Dataset content —
☆ ☆ ☆ ☆ ☆ ☆ ☆

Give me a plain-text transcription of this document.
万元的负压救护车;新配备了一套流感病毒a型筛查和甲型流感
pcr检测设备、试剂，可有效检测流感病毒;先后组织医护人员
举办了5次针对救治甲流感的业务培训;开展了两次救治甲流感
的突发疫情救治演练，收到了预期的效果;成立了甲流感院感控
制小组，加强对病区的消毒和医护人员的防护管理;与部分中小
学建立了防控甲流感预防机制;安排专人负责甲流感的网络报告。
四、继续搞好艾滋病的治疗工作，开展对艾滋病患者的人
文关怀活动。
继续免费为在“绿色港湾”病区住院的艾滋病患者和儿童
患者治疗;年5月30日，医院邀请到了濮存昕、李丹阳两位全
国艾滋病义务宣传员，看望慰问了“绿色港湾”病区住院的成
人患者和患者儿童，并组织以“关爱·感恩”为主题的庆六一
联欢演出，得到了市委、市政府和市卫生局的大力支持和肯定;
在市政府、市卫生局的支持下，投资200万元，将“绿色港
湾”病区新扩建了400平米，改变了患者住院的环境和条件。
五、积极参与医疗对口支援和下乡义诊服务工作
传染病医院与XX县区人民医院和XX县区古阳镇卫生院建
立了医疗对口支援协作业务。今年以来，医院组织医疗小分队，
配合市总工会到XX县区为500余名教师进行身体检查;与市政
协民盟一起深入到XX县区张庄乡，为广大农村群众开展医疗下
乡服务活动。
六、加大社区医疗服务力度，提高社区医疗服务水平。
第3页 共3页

☆ ☆ ☆ ☆ ☆ ☆ ☆

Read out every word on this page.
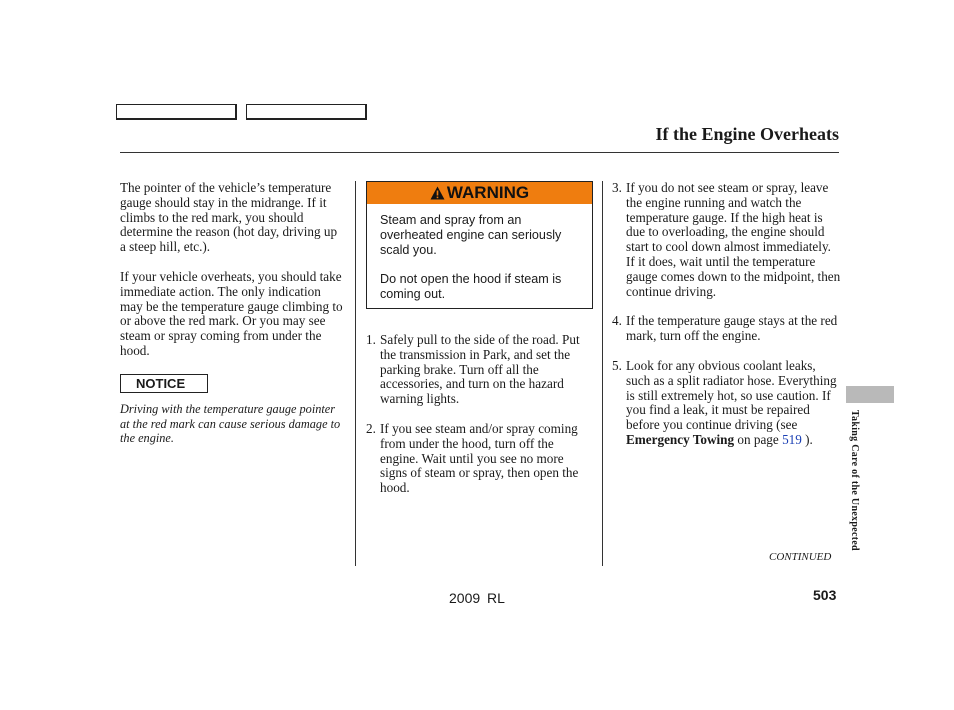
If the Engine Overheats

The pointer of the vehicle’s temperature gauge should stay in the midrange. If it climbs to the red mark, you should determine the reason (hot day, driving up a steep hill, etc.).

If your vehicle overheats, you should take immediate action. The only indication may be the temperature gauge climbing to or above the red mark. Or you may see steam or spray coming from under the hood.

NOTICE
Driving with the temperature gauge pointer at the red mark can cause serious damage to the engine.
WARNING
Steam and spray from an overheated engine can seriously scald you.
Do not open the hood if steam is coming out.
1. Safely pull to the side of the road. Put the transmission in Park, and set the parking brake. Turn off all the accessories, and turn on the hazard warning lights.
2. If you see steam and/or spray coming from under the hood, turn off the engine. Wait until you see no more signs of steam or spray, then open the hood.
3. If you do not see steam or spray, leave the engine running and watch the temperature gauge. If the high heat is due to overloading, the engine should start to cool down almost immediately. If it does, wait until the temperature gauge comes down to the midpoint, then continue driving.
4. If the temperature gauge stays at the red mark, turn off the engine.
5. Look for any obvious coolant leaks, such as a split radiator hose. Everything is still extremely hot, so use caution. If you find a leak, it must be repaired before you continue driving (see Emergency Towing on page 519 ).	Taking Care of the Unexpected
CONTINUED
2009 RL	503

☆ ☆ ☆ ☆ ☆ ☆ ☆

Given instruction — Pick out lines containing the word "pointer", each one as written.

Reply to the task —
The pointer of the vehicle’s temperature gauge should stay in the midrange. If it climbs to the red mark, you should determine the reason (hot day, driving up a steep hill, etc.).
Driving with the temperature gauge pointer at the red mark can cause serious damage to the engine.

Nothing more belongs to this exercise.